# Task
Will you give every entry again exactly as it stands?

A block of data
________________________
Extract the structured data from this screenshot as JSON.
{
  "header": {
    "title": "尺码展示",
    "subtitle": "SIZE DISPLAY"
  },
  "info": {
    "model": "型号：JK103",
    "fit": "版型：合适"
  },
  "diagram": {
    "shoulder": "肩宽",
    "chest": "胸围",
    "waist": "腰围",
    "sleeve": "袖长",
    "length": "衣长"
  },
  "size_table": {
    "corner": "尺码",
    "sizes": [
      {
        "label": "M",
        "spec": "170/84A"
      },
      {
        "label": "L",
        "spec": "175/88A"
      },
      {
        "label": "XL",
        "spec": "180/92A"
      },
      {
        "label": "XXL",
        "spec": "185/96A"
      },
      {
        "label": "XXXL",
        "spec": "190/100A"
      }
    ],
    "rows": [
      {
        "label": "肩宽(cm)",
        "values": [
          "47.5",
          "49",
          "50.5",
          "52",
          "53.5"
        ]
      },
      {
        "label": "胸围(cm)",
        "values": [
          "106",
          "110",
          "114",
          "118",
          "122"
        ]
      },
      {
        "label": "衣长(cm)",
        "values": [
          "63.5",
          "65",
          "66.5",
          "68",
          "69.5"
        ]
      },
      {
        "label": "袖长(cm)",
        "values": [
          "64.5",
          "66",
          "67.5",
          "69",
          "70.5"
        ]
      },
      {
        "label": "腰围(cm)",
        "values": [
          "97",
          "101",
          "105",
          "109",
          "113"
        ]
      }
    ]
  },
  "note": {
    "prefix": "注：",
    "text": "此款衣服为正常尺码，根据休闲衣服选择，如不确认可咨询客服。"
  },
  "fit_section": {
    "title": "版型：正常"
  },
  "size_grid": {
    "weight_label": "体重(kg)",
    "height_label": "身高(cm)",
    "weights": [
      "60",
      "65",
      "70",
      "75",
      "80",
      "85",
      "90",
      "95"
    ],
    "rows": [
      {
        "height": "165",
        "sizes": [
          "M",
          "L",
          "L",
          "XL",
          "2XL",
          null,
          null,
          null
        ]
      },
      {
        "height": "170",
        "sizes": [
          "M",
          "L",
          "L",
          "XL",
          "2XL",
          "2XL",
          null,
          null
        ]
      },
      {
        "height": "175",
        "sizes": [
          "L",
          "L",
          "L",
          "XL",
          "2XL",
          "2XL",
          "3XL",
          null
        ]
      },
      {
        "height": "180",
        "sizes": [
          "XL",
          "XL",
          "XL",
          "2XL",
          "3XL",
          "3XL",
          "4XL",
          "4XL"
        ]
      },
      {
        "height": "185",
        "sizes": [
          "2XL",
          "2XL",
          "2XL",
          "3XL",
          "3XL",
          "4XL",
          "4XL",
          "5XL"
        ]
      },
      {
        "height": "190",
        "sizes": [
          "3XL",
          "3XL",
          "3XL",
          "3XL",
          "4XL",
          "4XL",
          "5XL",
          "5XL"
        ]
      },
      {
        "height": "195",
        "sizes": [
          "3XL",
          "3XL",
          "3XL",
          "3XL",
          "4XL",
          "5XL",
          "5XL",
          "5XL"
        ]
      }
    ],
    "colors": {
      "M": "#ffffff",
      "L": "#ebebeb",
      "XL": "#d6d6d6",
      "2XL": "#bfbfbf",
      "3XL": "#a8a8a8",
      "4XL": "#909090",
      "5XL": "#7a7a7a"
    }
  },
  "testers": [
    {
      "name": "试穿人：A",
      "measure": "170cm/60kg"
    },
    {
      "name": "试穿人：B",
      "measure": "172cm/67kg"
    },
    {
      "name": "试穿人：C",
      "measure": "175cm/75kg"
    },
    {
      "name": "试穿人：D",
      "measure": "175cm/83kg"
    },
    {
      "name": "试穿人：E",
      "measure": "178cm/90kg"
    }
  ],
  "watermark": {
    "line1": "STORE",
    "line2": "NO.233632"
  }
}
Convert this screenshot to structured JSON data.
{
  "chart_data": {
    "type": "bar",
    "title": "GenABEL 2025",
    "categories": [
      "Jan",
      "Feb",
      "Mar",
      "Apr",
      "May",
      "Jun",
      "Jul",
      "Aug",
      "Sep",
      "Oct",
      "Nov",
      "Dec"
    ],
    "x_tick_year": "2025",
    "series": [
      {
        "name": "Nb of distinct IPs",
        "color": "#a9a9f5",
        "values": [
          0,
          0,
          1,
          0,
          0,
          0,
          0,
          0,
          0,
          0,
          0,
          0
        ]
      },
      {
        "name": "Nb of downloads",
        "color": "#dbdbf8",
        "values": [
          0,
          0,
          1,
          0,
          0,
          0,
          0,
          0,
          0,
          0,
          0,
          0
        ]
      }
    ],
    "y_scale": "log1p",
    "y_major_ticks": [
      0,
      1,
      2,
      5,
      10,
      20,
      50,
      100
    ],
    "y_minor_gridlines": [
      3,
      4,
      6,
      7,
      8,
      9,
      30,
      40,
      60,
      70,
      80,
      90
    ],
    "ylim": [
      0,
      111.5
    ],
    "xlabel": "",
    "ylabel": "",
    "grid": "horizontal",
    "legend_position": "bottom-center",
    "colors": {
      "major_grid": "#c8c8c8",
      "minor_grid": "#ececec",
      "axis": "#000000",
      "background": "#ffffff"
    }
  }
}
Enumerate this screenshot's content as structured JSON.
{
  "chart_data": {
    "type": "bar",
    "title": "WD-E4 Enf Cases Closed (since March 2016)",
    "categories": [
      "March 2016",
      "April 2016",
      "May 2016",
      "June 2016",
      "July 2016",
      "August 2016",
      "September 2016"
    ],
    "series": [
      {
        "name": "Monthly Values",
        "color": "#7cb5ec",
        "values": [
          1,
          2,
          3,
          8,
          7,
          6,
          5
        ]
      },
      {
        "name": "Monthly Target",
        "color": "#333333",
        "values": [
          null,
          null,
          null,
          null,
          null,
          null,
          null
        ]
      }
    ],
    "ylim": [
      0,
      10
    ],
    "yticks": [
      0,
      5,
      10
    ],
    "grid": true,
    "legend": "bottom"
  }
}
________________________
# Exercise answer
Extract the structured data from this screenshot as JSON.
{
  "header": {
    "title": "尺码展示",
    "subtitle": "SIZE DISPLAY"
  },
  "info": {
    "model": "型号：JK103",
    "fit": "版型：合适"
  },
  "diagram": {
    "shoulder": "肩宽",
    "chest": "胸围",
    "waist": "腰围",
    "sleeve": "袖长",
    "length": "衣长"
  },
  "size_table": {
    "corner": "尺码",
    "sizes": [
      {
        "label": "M",
        "spec": "170/84A"
      },
      {
        "label": "L",
        "spec": "175/88A"
      },
      {
        "label": "XL",
        "spec": "180/92A"
      },
      {
        "label": "XXL",
        "spec": "185/96A"
      },
      {
        "label": "XXXL",
        "spec": "190/100A"
      }
    ],
    "rows": [
      {
        "label": "肩宽(cm)",
        "values": [
          "47.5",
          "49",
          "50.5",
          "52",
          "53.5"
        ]
      },
      {
        "label": "胸围(cm)",
        "values": [
          "106",
          "110",
          "114",
          "118",
          "122"
        ]
      },
      {
        "label": "衣长(cm)",
        "values": [
          "63.5",
          "65",
          "66.5",
          "68",
          "69.5"
        ]
      },
      {
        "label": "袖长(cm)",
        "values": [
          "64.5",
          "66",
          "67.5",
          "69",
          "70.5"
        ]
      },
      {
        "label": "腰围(cm)",
        "values": [
          "97",
          "101",
          "105",
          "109",
          "113"
        ]
      }
    ]
  },
  "note": {
    "prefix": "注：",
    "text": "此款衣服为正常尺码，根据休闲衣服选择，如不确认可咨询客服。"
  },
  "fit_section": {
    "title": "版型：正常"
  },
  "size_grid": {
    "weight_label": "体重(kg)",
    "height_label": "身高(cm)",
    "weights": [
      "60",
      "65",
      "70",
      "75",
      "80",
      "85",
      "90",
      "95"
    ],
    "rows": [
      {
        "height": "165",
        "sizes": [
          "M",
          "L",
          "L",
          "XL",
          "2XL",
          null,
          null,
          null
        ]
      },
      {
        "height": "170",
        "sizes": [
          "M",
          "L",
          "L",
          "XL",
          "2XL",
          "2XL",
          null,
          null
        ]
      },
      {
        "height": "175",
        "sizes": [
          "L",
          "L",
          "L",
          "XL",
          "2XL",
          "2XL",
          "3XL",
          null
        ]
      },
      {
        "height": "180",
        "sizes": [
          "XL",
          "XL",
          "XL",
          "2XL",
          "3XL",
          "3XL",
          "4XL",
          "4XL"
        ]
      },
      {
        "height": "185",
        "sizes": [
          "2XL",
          "2XL",
          "2XL",
          "3XL",
          "3XL",
          "4XL",
          "4XL",
          "5XL"
        ]
      },
      {
        "height": "190",
        "sizes": [
          "3XL",
          "3XL",
          "3XL",
          "3XL",
          "4XL",
          "4XL",
          "5XL",
          "5XL"
        ]
      },
      {
        "height": "195",
        "sizes": [
          "3XL",
          "3XL",
          "3XL",
          "3XL",
          "4XL",
          "5XL",
          "5XL",
          "5XL"
        ]
      }
    ],
    "colors": {
      "M": "#ffffff",
      "L": "#ebebeb",
      "XL": "#d6d6d6",
      "2XL": "#bfbfbf",
      "3XL": "#a8a8a8",
      "4XL": "#909090",
      "5XL": "#7a7a7a"
    }
  },
  "testers": [
    {
      "name": "试穿人：A",
      "measure": "170cm/60kg"
    },
    {
      "name": "试穿人：B",
      "measure": "172cm/67kg"
    },
    {
      "name": "试穿人：C",
      "measure": "175cm/75kg"
    },
    {
      "name": "试穿人：D",
      "measure": "175cm/83kg"
    },
    {
      "name": "试穿人：E",
      "measure": "178cm/90kg"
    }
  ],
  "watermark": {
    "line1": "STORE",
    "line2": "NO.233632"
  }
}
Convert this screenshot to structured JSON data.
{
  "chart_data": {
    "type": "bar",
    "title": "GenABEL 2025",
    "categories": [
      "Jan",
      "Feb",
      "Mar",
      "Apr",
      "May",
      "Jun",
      "Jul",
      "Aug",
      "Sep",
      "Oct",
      "Nov",
      "Dec"
    ],
    "x_tick_year": "2025",
    "series": [
      {
        "name": "Nb of distinct IPs",
        "color": "#a9a9f5",
        "values": [
          0,
          0,
          1,
          0,
          0,
          0,
          0,
          0,
          0,
          0,
          0,
          0
        ]
      },
      {
        "name": "Nb of downloads",
        "color": "#dbdbf8",
        "values": [
          0,
          0,
          1,
          0,
          0,
          0,
          0,
          0,
          0,
          0,
          0,
          0
        ]
      }
    ],
    "y_scale": "log1p",
    "y_major_ticks": [
      0,
      1,
      2,
      5,
      10,
      20,
      50,
      100
    ],
    "y_minor_gridlines": [
      3,
      4,
      6,
      7,
      8,
      9,
      30,
      40,
      60,
      70,
      80,
      90
    ],
    "ylim": [
      0,
      111.5
    ],
    "xlabel": "",
    "ylabel": "",
    "grid": "horizontal",
    "legend_position": "bottom-center",
    "colors": {
      "major_grid": "#c8c8c8",
      "minor_grid": "#ececec",
      "axis": "#000000",
      "background": "#ffffff"
    }
  }
}
Enumerate this screenshot's content as structured JSON.
{
  "chart_data": {
    "type": "bar",
    "title": "WD-E4 Enf Cases Closed (since March 2016)",
    "categories": [
      "March 2016",
      "April 2016",
      "May 2016",
      "June 2016",
      "July 2016",
      "August 2016",
      "September 2016"
    ],
    "series": [
      {
        "name": "Monthly Values",
        "color": "#7cb5ec",
        "values": [
          1,
          2,
          3,
          8,
          7,
          6,
          5
        ]
      },
      {
        "name": "Monthly Target",
        "color": "#333333",
        "values": [
          null,
          null,
          null,
          null,
          null,
          null,
          null
        ]
      }
    ],
    "ylim": [
      0,
      10
    ],
    "yticks": [
      0,
      5,
      10
    ],
    "grid": true,
    "legend": "bottom"
  }
}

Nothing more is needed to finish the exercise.